[BEGIN Data excerpts]

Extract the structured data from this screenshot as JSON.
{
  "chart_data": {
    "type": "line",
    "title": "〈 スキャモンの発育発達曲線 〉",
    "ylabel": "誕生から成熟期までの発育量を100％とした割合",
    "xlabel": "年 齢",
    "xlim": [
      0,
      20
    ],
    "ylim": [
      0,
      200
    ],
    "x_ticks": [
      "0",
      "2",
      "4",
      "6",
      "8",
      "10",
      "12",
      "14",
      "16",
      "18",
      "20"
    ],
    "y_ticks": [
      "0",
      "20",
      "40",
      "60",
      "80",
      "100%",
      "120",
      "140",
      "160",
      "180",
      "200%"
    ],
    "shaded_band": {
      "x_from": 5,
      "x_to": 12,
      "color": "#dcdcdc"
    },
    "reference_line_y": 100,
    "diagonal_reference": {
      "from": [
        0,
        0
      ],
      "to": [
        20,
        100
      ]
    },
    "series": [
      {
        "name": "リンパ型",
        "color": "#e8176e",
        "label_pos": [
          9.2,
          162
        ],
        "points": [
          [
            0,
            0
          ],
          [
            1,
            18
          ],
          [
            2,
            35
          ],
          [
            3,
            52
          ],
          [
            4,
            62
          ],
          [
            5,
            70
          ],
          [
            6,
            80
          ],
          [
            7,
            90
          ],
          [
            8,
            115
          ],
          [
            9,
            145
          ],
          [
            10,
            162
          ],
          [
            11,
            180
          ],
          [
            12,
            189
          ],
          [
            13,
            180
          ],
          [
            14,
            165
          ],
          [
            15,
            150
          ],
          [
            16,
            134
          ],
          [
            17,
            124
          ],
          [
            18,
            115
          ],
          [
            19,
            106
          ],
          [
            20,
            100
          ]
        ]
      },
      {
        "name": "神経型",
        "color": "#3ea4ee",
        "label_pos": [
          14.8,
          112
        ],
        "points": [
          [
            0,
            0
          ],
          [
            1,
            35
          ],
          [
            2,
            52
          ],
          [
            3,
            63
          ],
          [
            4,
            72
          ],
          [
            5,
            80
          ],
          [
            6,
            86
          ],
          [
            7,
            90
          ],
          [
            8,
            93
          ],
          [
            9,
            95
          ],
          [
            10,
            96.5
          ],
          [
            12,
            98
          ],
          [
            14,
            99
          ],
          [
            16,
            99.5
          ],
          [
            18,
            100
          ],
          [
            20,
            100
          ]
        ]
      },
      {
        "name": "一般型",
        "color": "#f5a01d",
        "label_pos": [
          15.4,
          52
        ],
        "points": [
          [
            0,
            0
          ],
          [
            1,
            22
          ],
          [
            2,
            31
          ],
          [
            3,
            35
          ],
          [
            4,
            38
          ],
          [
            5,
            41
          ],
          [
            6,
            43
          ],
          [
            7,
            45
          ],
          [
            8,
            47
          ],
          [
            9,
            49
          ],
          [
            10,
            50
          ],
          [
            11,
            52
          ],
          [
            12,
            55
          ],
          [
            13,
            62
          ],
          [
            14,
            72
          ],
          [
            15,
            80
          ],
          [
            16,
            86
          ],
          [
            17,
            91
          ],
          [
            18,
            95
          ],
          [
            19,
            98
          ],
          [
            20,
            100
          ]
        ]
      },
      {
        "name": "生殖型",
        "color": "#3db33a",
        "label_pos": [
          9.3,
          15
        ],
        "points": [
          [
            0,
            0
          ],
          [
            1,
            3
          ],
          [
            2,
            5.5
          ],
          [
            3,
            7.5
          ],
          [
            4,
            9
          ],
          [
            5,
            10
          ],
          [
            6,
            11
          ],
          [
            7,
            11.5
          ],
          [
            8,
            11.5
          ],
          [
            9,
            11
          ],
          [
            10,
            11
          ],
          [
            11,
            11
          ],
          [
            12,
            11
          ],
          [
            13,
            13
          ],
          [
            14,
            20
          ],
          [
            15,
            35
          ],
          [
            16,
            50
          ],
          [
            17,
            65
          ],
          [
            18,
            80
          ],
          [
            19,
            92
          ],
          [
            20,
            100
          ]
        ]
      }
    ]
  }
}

[END Data excerpts]

• **Task prompt**
Please restate the whole listing word for word.

• **Result of the exercise**
Extract the structured data from this screenshot as JSON.
{
  "chart_data": {
    "type": "line",
    "title": "〈 スキャモンの発育発達曲線 〉",
    "ylabel": "誕生から成熟期までの発育量を100％とした割合",
    "xlabel": "年 齢",
    "xlim": [
      0,
      20
    ],
    "ylim": [
      0,
      200
    ],
    "x_ticks": [
      "0",
      "2",
      "4",
      "6",
      "8",
      "10",
      "12",
      "14",
      "16",
      "18",
      "20"
    ],
    "y_ticks": [
      "0",
      "20",
      "40",
      "60",
      "80",
      "100%",
      "120",
      "140",
      "160",
      "180",
      "200%"
    ],
    "shaded_band": {
      "x_from": 5,
      "x_to": 12,
      "color": "#dcdcdc"
    },
    "reference_line_y": 100,
    "diagonal_reference": {
      "from": [
        0,
        0
      ],
      "to": [
        20,
        100
      ]
    },
    "series": [
      {
        "name": "リンパ型",
        "color": "#e8176e",
        "label_pos": [
          9.2,
          162
        ],
        "points": [
          [
            0,
            0
          ],
          [
            1,
            18
          ],
          [
            2,
            35
          ],
          [
            3,
            52
          ],
          [
            4,
            62
          ],
          [
            5,
            70
          ],
          [
            6,
            80
          ],
          [
            7,
            90
          ],
          [
            8,
            115
          ],
          [
            9,
            145
          ],
          [
            10,
            162
          ],
          [
            11,
            180
          ],
          [
            12,
            189
          ],
          [
            13,
            180
          ],
          [
            14,
            165
          ],
          [
            15,
            150
          ],
          [
            16,
            134
          ],
          [
            17,
            124
          ],
          [
            18,
            115
          ],
          [
            19,
            106
          ],
          [
            20,
            100
          ]
        ]
      },
      {
        "name": "神経型",
        "color": "#3ea4ee",
        "label_pos": [
          14.8,
          112
        ],
        "points": [
          [
            0,
            0
          ],
          [
            1,
            35
          ],
          [
            2,
            52
          ],
          [
            3,
            63
          ],
          [
            4,
            72
          ],
          [
            5,
            80
          ],
          [
            6,
            86
          ],
          [
            7,
            90
          ],
          [
            8,
            93
          ],
          [
            9,
            95
          ],
          [
            10,
            96.5
          ],
          [
            12,
            98
          ],
          [
            14,
            99
          ],
          [
            16,
            99.5
          ],
          [
            18,
            100
          ],
          [
            20,
            100
          ]
        ]
      },
      {
        "name": "一般型",
        "color": "#f5a01d",
        "label_pos": [
          15.4,
          52
        ],
        "points": [
          [
            0,
            0
          ],
          [
            1,
            22
          ],
          [
            2,
            31
          ],
          [
            3,
            35
          ],
          [
            4,
            38
          ],
          [
            5,
            41
          ],
          [
            6,
            43
          ],
          [
            7,
            45
          ],
          [
            8,
            47
          ],
          [
            9,
            49
          ],
          [
            10,
            50
          ],
          [
            11,
            52
          ],
          [
            12,
            55
          ],
          [
            13,
            62
          ],
          [
            14,
            72
          ],
          [
            15,
            80
          ],
          [
            16,
            86
          ],
          [
            17,
            91
          ],
          [
            18,
            95
          ],
          [
            19,
            98
          ],
          [
            20,
            100
          ]
        ]
      },
      {
        "name": "生殖型",
        "color": "#3db33a",
        "label_pos": [
          9.3,
          15
        ],
        "points": [
          [
            0,
            0
          ],
          [
            1,
            3
          ],
          [
            2,
            5.5
          ],
          [
            3,
            7.5
          ],
          [
            4,
            9
          ],
          [
            5,
            10
          ],
          [
            6,
            11
          ],
          [
            7,
            11.5
          ],
          [
            8,
            11.5
          ],
          [
            9,
            11
          ],
          [
            10,
            11
          ],
          [
            11,
            11
          ],
          [
            12,
            11
          ],
          [
            13,
            13
          ],
          [
            14,
            20
          ],
          [
            15,
            35
          ],
          [
            16,
            50
          ],
          [
            17,
            65
          ],
          [
            18,
            80
          ],
          [
            19,
            92
          ],
          [
            20,
            100
          ]
        ]
      }
    ]
  }
}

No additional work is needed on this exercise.